— start of PROVIDED RECORDS —
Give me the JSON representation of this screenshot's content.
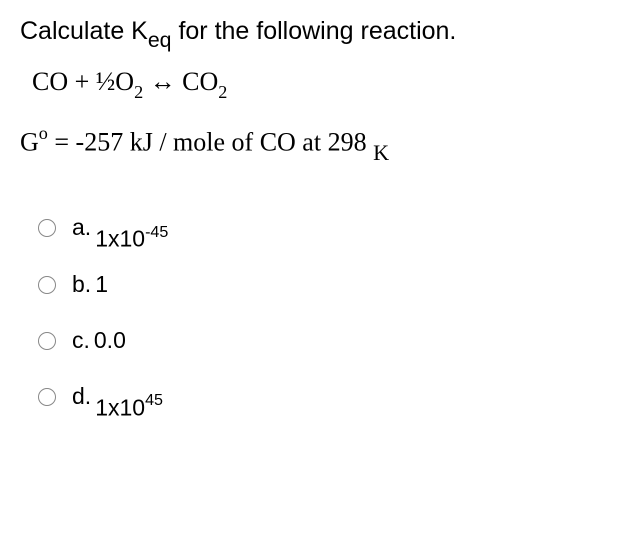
{
  "question": {
    "prompt_prefix": "Calculate ",
    "keq_K": "K",
    "keq_eq": "eq",
    "prompt_suffix": "  for the following reaction."
  },
  "equation": {
    "co": "CO",
    "plus": " + ",
    "half": "½",
    "o": "O",
    "two_a": "2",
    "arrow": "  ↔  ",
    "co_r": "CO",
    "two_b": "2"
  },
  "gibbs": {
    "G": "G",
    "sup_o": "o",
    "eq": " = ",
    "value": "-257 kJ / mole of CO at 298 ",
    "K": "K"
  },
  "options": [
    {
      "letter": "a.",
      "value_prefix": "1x10",
      "value_exp": "-45",
      "inline": false
    },
    {
      "letter": "b.",
      "value_prefix": "1",
      "value_exp": "",
      "inline": true
    },
    {
      "letter": "c.",
      "value_prefix": "0.0",
      "value_exp": "",
      "inline": true
    },
    {
      "letter": "d.",
      "value_prefix": "1x10",
      "value_exp": "45",
      "inline": false
    }
  ],
  "styles": {
    "background_color": "#ffffff",
    "text_color": "#000000",
    "radio_border": "#888888",
    "question_fontsize": 25,
    "equation_fontsize": 26,
    "option_fontsize": 23
  }
}
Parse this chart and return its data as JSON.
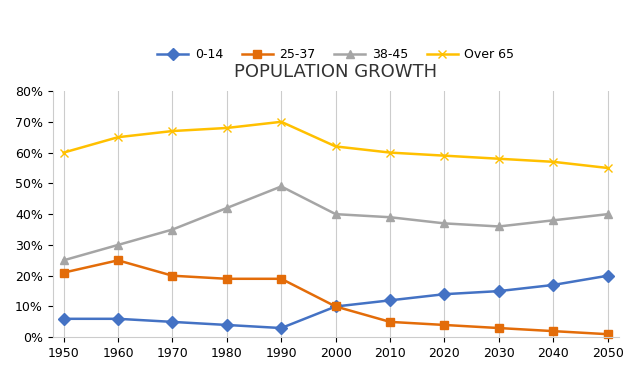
{
  "title": "POPULATION GROWTH",
  "years": [
    1950,
    1960,
    1970,
    1980,
    1990,
    2000,
    2010,
    2020,
    2030,
    2040,
    2050
  ],
  "series": {
    "0-14": {
      "values": [
        6,
        6,
        5,
        4,
        3,
        10,
        12,
        14,
        15,
        17,
        20
      ],
      "color": "#4472C4",
      "marker": "D",
      "label": "0-14"
    },
    "25-37": {
      "values": [
        21,
        25,
        20,
        19,
        19,
        10,
        5,
        4,
        3,
        2,
        1
      ],
      "color": "#E36C09",
      "marker": "s",
      "label": "25-37"
    },
    "38-45": {
      "values": [
        25,
        30,
        35,
        42,
        49,
        40,
        39,
        37,
        36,
        38,
        40
      ],
      "color": "#A5A5A5",
      "marker": "^",
      "label": "38-45"
    },
    "Over 65": {
      "values": [
        60,
        65,
        67,
        68,
        70,
        62,
        60,
        59,
        58,
        57,
        55
      ],
      "color": "#FFC000",
      "marker": "x",
      "label": "Over 65"
    }
  },
  "ylim": [
    0,
    80
  ],
  "yticks": [
    0,
    10,
    20,
    30,
    40,
    50,
    60,
    70,
    80
  ],
  "background_color": "#ffffff",
  "plot_bg_color": "#ffffff",
  "title_fontsize": 13,
  "legend_fontsize": 9,
  "tick_fontsize": 9,
  "linewidth": 1.8,
  "markersize": 6
}
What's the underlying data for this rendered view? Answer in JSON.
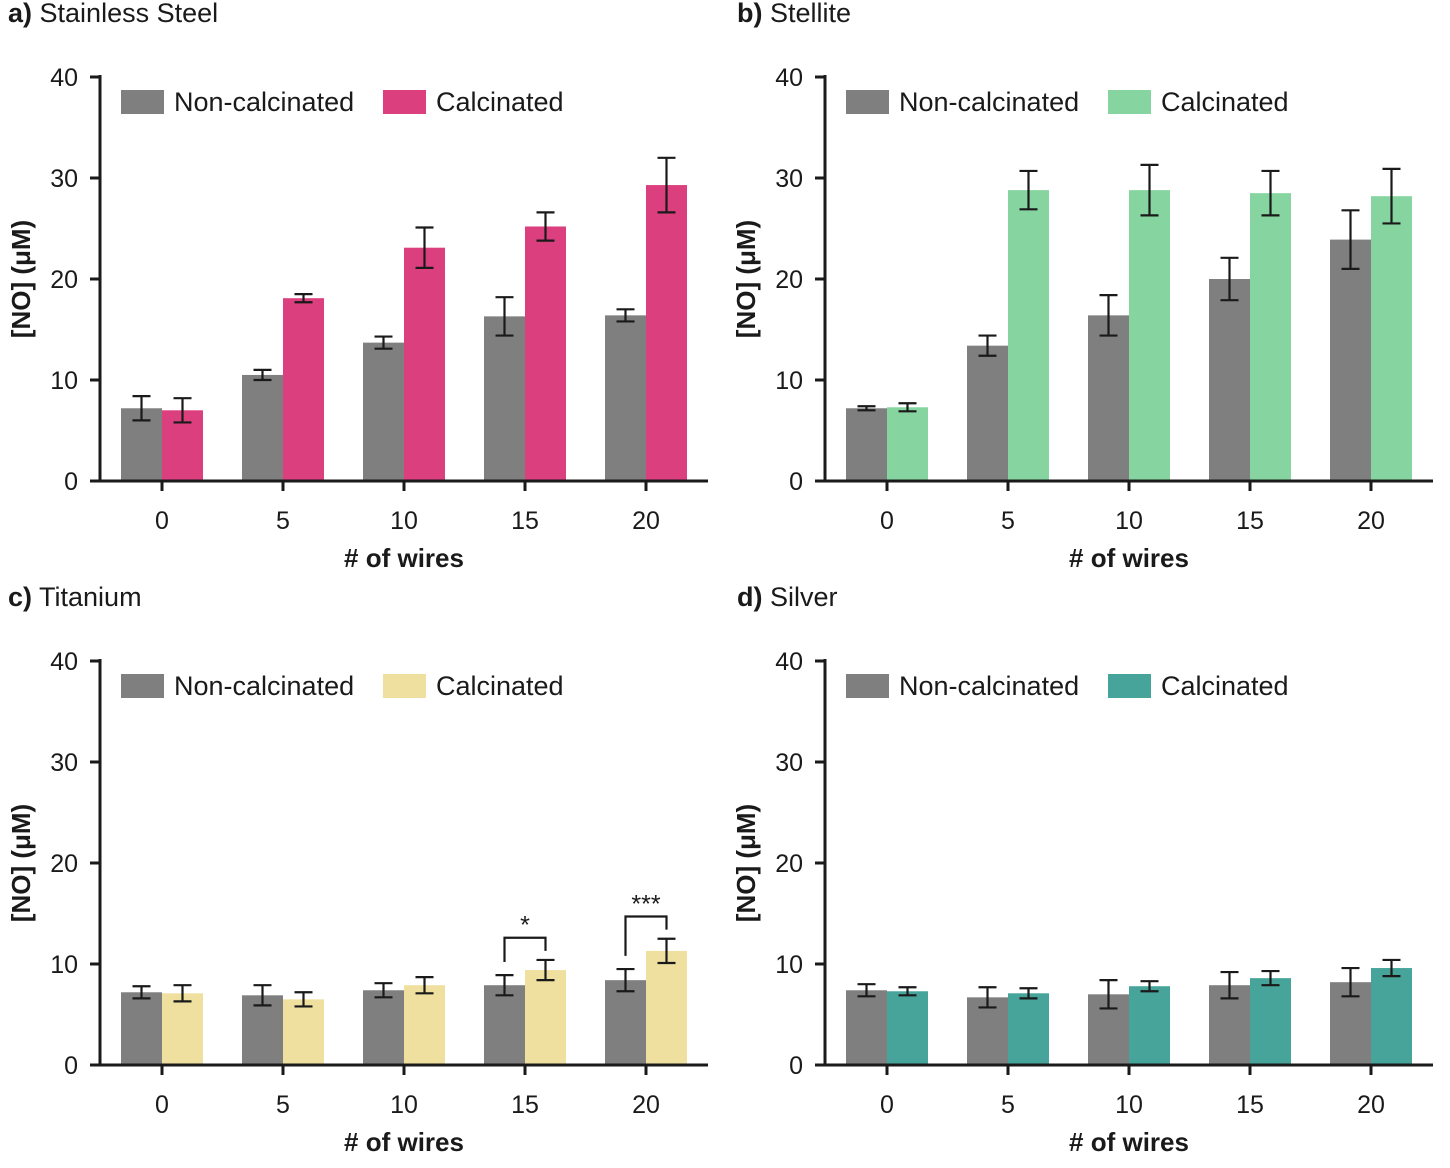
{
  "colors": {
    "non_calcinated": "#7f7f7f",
    "stainless_steel": "#dc3f7e",
    "stellite": "#86d5a0",
    "titanium": "#efe0a0",
    "silver": "#46a49a",
    "axis": "#1a1a1a"
  },
  "chart_data": [
    {
      "type": "bar",
      "panel_letter": "a)",
      "title": "Stainless Steel",
      "xlabel": "# of wires",
      "ylabel": "[NO] (μM)",
      "ylim": [
        0,
        40
      ],
      "yticks": [
        "0",
        "10",
        "20",
        "30",
        "40"
      ],
      "categories": [
        "0",
        "5",
        "10",
        "15",
        "20"
      ],
      "legend_position": "top-left",
      "series": [
        {
          "name": "Non-calcinated",
          "color_key": "non_calcinated",
          "values": [
            7.2,
            10.5,
            13.7,
            16.3,
            16.4
          ],
          "errors": [
            1.2,
            0.5,
            0.6,
            1.9,
            0.6
          ]
        },
        {
          "name": "Calcinated",
          "color_key": "stainless_steel",
          "values": [
            7.0,
            18.1,
            23.1,
            25.2,
            29.3
          ],
          "errors": [
            1.2,
            0.4,
            2.0,
            1.4,
            2.7
          ]
        }
      ],
      "annotations": []
    },
    {
      "type": "bar",
      "panel_letter": "b)",
      "title": "Stellite",
      "xlabel": "# of wires",
      "ylabel": "[NO] (μM)",
      "ylim": [
        0,
        40
      ],
      "yticks": [
        "0",
        "10",
        "20",
        "30",
        "40"
      ],
      "categories": [
        "0",
        "5",
        "10",
        "15",
        "20"
      ],
      "legend_position": "top-left",
      "series": [
        {
          "name": "Non-calcinated",
          "color_key": "non_calcinated",
          "values": [
            7.2,
            13.4,
            16.4,
            20.0,
            23.9
          ],
          "errors": [
            0.2,
            1.0,
            2.0,
            2.1,
            2.9
          ]
        },
        {
          "name": "Calcinated",
          "color_key": "stellite",
          "values": [
            7.3,
            28.8,
            28.8,
            28.5,
            28.2
          ],
          "errors": [
            0.4,
            1.9,
            2.5,
            2.2,
            2.7
          ]
        }
      ],
      "annotations": []
    },
    {
      "type": "bar",
      "panel_letter": "c)",
      "title": "Titanium",
      "xlabel": "# of wires",
      "ylabel": "[NO] (μM)",
      "ylim": [
        0,
        40
      ],
      "yticks": [
        "0",
        "10",
        "20",
        "30",
        "40"
      ],
      "categories": [
        "0",
        "5",
        "10",
        "15",
        "20"
      ],
      "legend_position": "top-left",
      "series": [
        {
          "name": "Non-calcinated",
          "color_key": "non_calcinated",
          "values": [
            7.2,
            6.9,
            7.4,
            7.9,
            8.4
          ],
          "errors": [
            0.6,
            1.0,
            0.7,
            1.0,
            1.1
          ]
        },
        {
          "name": "Calcinated",
          "color_key": "titanium",
          "values": [
            7.1,
            6.5,
            7.9,
            9.4,
            11.3
          ],
          "errors": [
            0.8,
            0.7,
            0.8,
            1.0,
            1.2
          ]
        }
      ],
      "annotations": [
        {
          "category_index": 3,
          "label": "*",
          "bracket_top": 12.6
        },
        {
          "category_index": 4,
          "label": "***",
          "bracket_top": 14.7
        }
      ]
    },
    {
      "type": "bar",
      "panel_letter": "d)",
      "title": "Silver",
      "xlabel": "# of wires",
      "ylabel": "[NO] (μM)",
      "ylim": [
        0,
        40
      ],
      "yticks": [
        "0",
        "10",
        "20",
        "30",
        "40"
      ],
      "categories": [
        "0",
        "5",
        "10",
        "15",
        "20"
      ],
      "legend_position": "top-left",
      "series": [
        {
          "name": "Non-calcinated",
          "color_key": "non_calcinated",
          "values": [
            7.4,
            6.7,
            7.0,
            7.9,
            8.2
          ],
          "errors": [
            0.6,
            1.0,
            1.4,
            1.3,
            1.4
          ]
        },
        {
          "name": "Calcinated",
          "color_key": "silver",
          "values": [
            7.3,
            7.1,
            7.8,
            8.6,
            9.6
          ],
          "errors": [
            0.4,
            0.5,
            0.5,
            0.7,
            0.8
          ]
        }
      ],
      "annotations": []
    }
  ]
}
— end of PROVIDED RECORDS —
WHAT IS ASKED. Leave the pictures out and reproduce all of the records exactly.

RESPONSE TO THE TASK.
Give me the JSON representation of this screenshot's content.
{
  "question": {
    "prompt_prefix": "Calculate ",
    "keq_K": "K",
    "keq_eq": "eq",
    "prompt_suffix": "  for the following reaction."
  },
  "equation": {
    "co": "CO",
    "plus": " + ",
    "half": "½",
    "o": "O",
    "two_a": "2",
    "arrow": "  ↔  ",
    "co_r": "CO",
    "two_b": "2"
  },
  "gibbs": {
    "G": "G",
    "sup_o": "o",
    "eq": " = ",
    "value": "-257 kJ / mole of CO at 298 ",
    "K": "K"
  },
  "options": [
    {
      "letter": "a.",
      "value_prefix": "1x10",
      "value_exp": "-45",
      "inline": false
    },
    {
      "letter": "b.",
      "value_prefix": "1",
      "value_exp": "",
      "inline": true
    },
    {
      "letter": "c.",
      "value_prefix": "0.0",
      "value_exp": "",
      "inline": true
    },
    {
      "letter": "d.",
      "value_prefix": "1x10",
      "value_exp": "45",
      "inline": false
    }
  ],
  "styles": {
    "background_color": "#ffffff",
    "text_color": "#000000",
    "radio_border": "#888888",
    "question_fontsize": 25,
    "equation_fontsize": 26,
    "option_fontsize": 23
  }
}
Parse this chart and return its data as JSON.
{
  "title": "POPULATION GROWTH",
  "years": [
    1950,
    1960,
    1970,
    1980,
    1990,
    2000,
    2010,
    2020,
    2030,
    2040,
    2050
  ],
  "series": {
    "0-14": {
      "values": [
        6,
        6,
        5,
        4,
        3,
        10,
        12,
        14,
        15,
        17,
        20
      ],
      "color": "#4472C4",
      "marker": "D",
      "label": "0-14"
    },
    "25-37": {
      "values": [
        21,
        25,
        20,
        19,
        19,
        10,
        5,
        4,
        3,
        2,
        1
      ],
      "color": "#E36C09",
      "marker": "s",
      "label": "25-37"
    },
    "38-45": {
      "values": [
        25,
        30,
        35,
        42,
        49,
        40,
        39,
        37,
        36,
        38,
        40
      ],
      "color": "#A5A5A5",
      "marker": "^",
      "label": "38-45"
    },
    "Over 65": {
      "values": [
        60,
        65,
        67,
        68,
        70,
        62,
        60,
        59,
        58,
        57,
        55
      ],
      "color": "#FFC000",
      "marker": "x",
      "label": "Over 65"
    }
  },
  "ylim": [
    0,
    80
  ],
  "yticks": [
    0,
    10,
    20,
    30,
    40,
    50,
    60,
    70,
    80
  ],
  "background_color": "#ffffff",
  "plot_bg_color": "#ffffff",
  "title_fontsize": 13,
  "legend_fontsize": 9,
  "tick_fontsize": 9,
  "linewidth": 1.8,
  "markersize": 6
}
What's the underlying data for this rendered view? Answer in JSON.
{
  "colors": {
    "non_calcinated": "#7f7f7f",
    "stainless_steel": "#dc3f7e",
    "stellite": "#86d5a0",
    "titanium": "#efe0a0",
    "silver": "#46a49a",
    "axis": "#1a1a1a"
  },
  "chart_data": [
    {
      "type": "bar",
      "panel_letter": "a)",
      "title": "Stainless Steel",
      "xlabel": "# of wires",
      "ylabel": "[NO] (μM)",
      "ylim": [
        0,
        40
      ],
      "yticks": [
        "0",
        "10",
        "20",
        "30",
        "40"
      ],
      "categories": [
        "0",
        "5",
        "10",
        "15",
        "20"
      ],
      "legend_position": "top-left",
      "series": [
        {
          "name": "Non-calcinated",
          "color_key": "non_calcinated",
          "values": [
            7.2,
            10.5,
            13.7,
            16.3,
            16.4
          ],
          "errors": [
            1.2,
            0.5,
            0.6,
            1.9,
            0.6
          ]
        },
        {
          "name": "Calcinated",
          "color_key": "stainless_steel",
          "values": [
            7.0,
            18.1,
            23.1,
            25.2,
            29.3
          ],
          "errors": [
            1.2,
            0.4,
            2.0,
            1.4,
            2.7
          ]
        }
      ],
      "annotations": []
    },
    {
      "type": "bar",
      "panel_letter": "b)",
      "title": "Stellite",
      "xlabel": "# of wires",
      "ylabel": "[NO] (μM)",
      "ylim": [
        0,
        40
      ],
      "yticks": [
        "0",
        "10",
        "20",
        "30",
        "40"
      ],
      "categories": [
        "0",
        "5",
        "10",
        "15",
        "20"
      ],
      "legend_position": "top-left",
      "series": [
        {
          "name": "Non-calcinated",
          "color_key": "non_calcinated",
          "values": [
            7.2,
            13.4,
            16.4,
            20.0,
            23.9
          ],
          "errors": [
            0.2,
            1.0,
            2.0,
            2.1,
            2.9
          ]
        },
        {
          "name": "Calcinated",
          "color_key": "stellite",
          "values": [
            7.3,
            28.8,
            28.8,
            28.5,
            28.2
          ],
          "errors": [
            0.4,
            1.9,
            2.5,
            2.2,
            2.7
          ]
        }
      ],
      "annotations": []
    },
    {
      "type": "bar",
      "panel_letter": "c)",
      "title": "Titanium",
      "xlabel": "# of wires",
      "ylabel": "[NO] (μM)",
      "ylim": [
        0,
        40
      ],
      "yticks": [
        "0",
        "10",
        "20",
        "30",
        "40"
      ],
      "categories": [
        "0",
        "5",
        "10",
        "15",
        "20"
      ],
      "legend_position": "top-left",
      "series": [
        {
          "name": "Non-calcinated",
          "color_key": "non_calcinated",
          "values": [
            7.2,
            6.9,
            7.4,
            7.9,
            8.4
          ],
          "errors": [
            0.6,
            1.0,
            0.7,
            1.0,
            1.1
          ]
        },
        {
          "name": "Calcinated",
          "color_key": "titanium",
          "values": [
            7.1,
            6.5,
            7.9,
            9.4,
            11.3
          ],
          "errors": [
            0.8,
            0.7,
            0.8,
            1.0,
            1.2
          ]
        }
      ],
      "annotations": [
        {
          "category_index": 3,
          "label": "*",
          "bracket_top": 12.6
        },
        {
          "category_index": 4,
          "label": "***",
          "bracket_top": 14.7
        }
      ]
    },
    {
      "type": "bar",
      "panel_letter": "d)",
      "title": "Silver",
      "xlabel": "# of wires",
      "ylabel": "[NO] (μM)",
      "ylim": [
        0,
        40
      ],
      "yticks": [
        "0",
        "10",
        "20",
        "30",
        "40"
      ],
      "categories": [
        "0",
        "5",
        "10",
        "15",
        "20"
      ],
      "legend_position": "top-left",
      "series": [
        {
          "name": "Non-calcinated",
          "color_key": "non_calcinated",
          "values": [
            7.4,
            6.7,
            7.0,
            7.9,
            8.2
          ],
          "errors": [
            0.6,
            1.0,
            1.4,
            1.3,
            1.4
          ]
        },
        {
          "name": "Calcinated",
          "color_key": "silver",
          "values": [
            7.3,
            7.1,
            7.8,
            8.6,
            9.6
          ],
          "errors": [
            0.4,
            0.5,
            0.5,
            0.7,
            0.8
          ]
        }
      ],
      "annotations": []
    }
  ]
}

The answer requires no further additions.